### THE EXERCISE
Pull out all lines from the listing below in which the word "длительность" appears.

### TASK DATA
•••••
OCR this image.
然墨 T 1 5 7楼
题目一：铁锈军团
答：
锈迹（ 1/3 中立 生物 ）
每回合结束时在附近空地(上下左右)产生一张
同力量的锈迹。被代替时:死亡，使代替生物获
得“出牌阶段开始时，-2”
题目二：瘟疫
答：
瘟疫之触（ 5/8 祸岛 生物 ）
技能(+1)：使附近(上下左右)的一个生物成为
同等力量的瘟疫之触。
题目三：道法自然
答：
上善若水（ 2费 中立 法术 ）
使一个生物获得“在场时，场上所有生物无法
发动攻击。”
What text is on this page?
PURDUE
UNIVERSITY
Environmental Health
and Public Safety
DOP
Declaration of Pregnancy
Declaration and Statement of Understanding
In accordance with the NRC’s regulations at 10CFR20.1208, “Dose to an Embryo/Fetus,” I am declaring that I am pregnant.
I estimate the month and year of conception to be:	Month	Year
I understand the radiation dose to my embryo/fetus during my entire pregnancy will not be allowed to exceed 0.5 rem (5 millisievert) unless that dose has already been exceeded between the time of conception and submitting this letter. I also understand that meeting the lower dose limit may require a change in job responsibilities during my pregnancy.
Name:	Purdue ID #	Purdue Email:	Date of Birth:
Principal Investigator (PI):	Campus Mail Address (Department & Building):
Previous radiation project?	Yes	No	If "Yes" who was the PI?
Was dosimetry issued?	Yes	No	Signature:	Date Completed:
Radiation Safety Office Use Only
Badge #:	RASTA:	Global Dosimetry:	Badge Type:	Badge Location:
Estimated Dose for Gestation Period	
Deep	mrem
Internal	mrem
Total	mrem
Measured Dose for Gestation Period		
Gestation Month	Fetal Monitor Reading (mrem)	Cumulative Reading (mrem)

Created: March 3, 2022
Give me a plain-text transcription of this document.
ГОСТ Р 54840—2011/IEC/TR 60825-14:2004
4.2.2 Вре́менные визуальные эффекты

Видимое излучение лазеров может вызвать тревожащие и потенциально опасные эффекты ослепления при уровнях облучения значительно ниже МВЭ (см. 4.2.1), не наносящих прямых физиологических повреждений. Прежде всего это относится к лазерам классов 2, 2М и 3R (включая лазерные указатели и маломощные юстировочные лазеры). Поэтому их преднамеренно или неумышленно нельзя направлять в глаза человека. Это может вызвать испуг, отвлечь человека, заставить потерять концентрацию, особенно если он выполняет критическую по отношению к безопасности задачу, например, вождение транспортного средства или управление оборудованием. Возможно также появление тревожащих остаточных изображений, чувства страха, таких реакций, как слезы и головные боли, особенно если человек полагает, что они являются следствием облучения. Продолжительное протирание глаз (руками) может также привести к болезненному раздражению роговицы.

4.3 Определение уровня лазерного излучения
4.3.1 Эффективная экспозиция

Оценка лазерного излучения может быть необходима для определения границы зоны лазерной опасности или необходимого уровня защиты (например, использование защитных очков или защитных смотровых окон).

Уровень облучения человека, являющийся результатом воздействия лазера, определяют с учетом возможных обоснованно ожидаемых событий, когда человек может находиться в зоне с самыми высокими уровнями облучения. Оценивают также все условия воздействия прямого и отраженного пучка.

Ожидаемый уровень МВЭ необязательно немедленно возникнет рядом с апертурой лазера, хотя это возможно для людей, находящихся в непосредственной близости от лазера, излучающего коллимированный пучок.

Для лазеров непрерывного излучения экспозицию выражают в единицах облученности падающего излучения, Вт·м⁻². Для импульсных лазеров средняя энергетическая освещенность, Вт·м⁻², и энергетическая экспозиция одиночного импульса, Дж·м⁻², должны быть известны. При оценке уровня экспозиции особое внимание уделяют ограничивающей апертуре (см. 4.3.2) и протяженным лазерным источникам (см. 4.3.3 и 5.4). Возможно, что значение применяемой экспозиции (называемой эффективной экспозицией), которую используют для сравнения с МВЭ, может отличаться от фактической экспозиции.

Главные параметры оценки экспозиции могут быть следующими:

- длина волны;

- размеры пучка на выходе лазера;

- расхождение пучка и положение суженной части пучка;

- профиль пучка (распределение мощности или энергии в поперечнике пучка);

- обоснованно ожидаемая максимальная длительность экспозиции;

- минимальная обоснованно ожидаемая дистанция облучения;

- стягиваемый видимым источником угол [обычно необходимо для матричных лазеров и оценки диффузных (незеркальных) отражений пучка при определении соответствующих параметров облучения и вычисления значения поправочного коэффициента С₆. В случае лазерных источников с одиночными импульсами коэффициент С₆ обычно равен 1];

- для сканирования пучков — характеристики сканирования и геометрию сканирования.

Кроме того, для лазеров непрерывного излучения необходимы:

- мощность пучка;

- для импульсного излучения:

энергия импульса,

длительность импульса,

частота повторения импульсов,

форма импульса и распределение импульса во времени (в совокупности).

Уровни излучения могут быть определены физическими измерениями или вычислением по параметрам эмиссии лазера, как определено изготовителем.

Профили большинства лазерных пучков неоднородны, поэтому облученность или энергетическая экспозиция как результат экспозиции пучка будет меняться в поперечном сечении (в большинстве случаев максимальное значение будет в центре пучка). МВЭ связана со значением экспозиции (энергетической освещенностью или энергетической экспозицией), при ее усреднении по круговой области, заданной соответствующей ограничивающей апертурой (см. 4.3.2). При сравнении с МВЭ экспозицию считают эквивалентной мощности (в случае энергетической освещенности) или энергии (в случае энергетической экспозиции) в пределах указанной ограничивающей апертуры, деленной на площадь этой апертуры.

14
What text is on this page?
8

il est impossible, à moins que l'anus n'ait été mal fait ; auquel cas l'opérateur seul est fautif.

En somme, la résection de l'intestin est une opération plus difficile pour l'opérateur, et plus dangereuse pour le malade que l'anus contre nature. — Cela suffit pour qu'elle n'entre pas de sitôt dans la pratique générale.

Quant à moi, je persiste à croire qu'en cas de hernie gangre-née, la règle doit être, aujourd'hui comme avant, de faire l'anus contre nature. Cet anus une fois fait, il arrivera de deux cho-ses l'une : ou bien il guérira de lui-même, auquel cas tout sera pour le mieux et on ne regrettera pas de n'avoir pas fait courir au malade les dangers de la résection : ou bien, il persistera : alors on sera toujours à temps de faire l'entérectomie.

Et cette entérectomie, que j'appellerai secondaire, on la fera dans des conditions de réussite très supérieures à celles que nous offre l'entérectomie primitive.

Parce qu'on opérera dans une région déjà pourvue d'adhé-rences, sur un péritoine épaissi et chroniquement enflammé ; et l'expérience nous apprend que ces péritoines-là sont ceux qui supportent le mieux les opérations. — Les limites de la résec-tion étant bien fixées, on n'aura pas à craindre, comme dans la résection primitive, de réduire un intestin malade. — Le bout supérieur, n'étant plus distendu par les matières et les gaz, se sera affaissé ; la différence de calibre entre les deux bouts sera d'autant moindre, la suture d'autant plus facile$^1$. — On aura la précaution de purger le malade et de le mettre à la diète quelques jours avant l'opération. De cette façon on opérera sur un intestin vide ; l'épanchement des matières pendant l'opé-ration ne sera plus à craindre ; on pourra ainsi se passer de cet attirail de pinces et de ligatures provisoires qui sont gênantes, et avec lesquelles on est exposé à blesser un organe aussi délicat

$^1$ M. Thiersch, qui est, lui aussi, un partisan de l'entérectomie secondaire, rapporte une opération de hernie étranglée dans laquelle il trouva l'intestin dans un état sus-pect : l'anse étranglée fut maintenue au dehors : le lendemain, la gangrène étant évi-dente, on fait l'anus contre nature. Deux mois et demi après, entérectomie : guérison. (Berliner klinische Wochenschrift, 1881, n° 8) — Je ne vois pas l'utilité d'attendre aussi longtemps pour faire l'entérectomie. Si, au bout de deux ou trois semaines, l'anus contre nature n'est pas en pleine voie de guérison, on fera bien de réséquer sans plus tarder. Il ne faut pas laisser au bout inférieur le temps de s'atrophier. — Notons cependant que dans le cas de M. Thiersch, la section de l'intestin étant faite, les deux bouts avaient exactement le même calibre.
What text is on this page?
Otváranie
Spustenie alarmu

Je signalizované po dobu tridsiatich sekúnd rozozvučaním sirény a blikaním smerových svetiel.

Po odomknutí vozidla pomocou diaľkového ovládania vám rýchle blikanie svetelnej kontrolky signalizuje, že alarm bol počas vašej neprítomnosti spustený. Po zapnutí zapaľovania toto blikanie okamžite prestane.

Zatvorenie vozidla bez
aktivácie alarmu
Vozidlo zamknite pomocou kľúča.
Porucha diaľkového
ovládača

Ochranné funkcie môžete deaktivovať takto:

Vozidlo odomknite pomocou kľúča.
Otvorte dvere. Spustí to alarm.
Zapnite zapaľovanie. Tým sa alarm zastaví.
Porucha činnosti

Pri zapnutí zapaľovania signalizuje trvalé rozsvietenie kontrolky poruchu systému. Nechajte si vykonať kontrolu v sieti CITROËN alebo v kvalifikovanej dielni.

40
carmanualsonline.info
•••••
### SOLUTION FOR THIS TASK
- обоснованно ожидаемая максимальная длительность экспозиции;
длительность импульса,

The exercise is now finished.